━━ Information given
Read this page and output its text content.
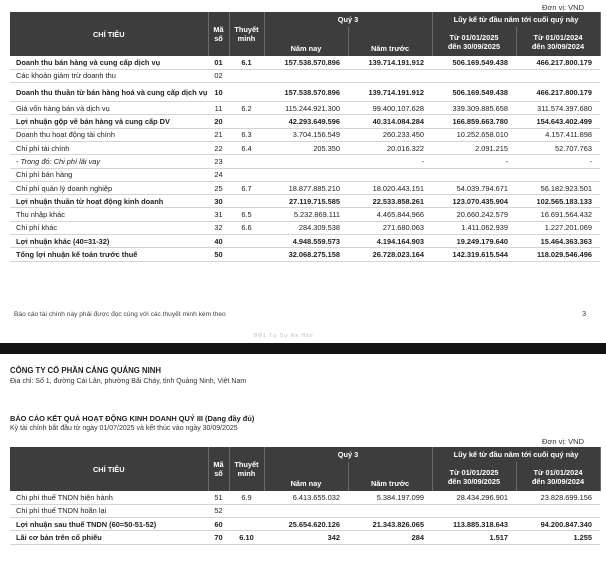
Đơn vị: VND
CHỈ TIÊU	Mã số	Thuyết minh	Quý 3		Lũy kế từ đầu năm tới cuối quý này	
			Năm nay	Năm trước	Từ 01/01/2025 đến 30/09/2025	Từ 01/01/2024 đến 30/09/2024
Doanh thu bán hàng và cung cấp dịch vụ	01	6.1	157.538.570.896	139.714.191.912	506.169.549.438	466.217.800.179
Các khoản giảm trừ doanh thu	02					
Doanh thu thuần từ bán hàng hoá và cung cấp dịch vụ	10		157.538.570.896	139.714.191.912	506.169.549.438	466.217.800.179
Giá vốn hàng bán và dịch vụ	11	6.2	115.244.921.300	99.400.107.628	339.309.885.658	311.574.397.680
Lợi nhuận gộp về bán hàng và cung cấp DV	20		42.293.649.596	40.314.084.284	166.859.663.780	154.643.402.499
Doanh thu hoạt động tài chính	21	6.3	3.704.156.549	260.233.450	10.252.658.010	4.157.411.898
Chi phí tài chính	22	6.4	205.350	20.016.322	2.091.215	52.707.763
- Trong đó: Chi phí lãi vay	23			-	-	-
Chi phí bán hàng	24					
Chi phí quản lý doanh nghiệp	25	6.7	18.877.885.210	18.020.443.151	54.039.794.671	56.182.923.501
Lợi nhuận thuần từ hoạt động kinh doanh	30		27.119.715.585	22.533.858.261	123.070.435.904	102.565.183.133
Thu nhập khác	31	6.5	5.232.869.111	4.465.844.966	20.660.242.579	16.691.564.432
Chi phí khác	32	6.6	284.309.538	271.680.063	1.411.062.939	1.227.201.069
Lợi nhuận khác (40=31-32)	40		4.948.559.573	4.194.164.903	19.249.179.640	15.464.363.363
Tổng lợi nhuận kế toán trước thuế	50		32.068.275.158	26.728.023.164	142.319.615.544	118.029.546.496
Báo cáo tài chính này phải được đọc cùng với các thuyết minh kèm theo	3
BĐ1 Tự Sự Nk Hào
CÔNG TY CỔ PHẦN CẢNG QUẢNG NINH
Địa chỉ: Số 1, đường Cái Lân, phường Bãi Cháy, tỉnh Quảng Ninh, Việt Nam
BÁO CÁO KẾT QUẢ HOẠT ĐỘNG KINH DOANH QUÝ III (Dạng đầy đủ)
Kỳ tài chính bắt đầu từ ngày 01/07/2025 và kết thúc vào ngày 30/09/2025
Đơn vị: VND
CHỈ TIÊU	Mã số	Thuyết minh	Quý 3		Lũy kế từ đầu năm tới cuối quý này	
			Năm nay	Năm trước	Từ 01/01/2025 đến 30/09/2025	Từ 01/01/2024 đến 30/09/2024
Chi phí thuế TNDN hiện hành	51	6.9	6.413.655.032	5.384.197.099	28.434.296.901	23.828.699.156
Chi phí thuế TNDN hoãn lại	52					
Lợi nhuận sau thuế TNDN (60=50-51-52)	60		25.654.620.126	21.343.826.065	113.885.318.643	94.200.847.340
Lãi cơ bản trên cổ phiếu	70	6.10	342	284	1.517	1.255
━━━━
» **Problem requirements**
Pull out all lines from the entries above that include the word "thuần".

» **Worked answer**
Doanh thu thuần từ bán hàng hoá và cung cấp dịch vụ	10		157.538.570.896	139.714.191.912	506.169.549.438	466.217.800.179
Lợi nhuận thuần từ hoạt động kinh doanh	30		27.119.715.585	22.533.858.261	123.070.435.904	102.565.183.133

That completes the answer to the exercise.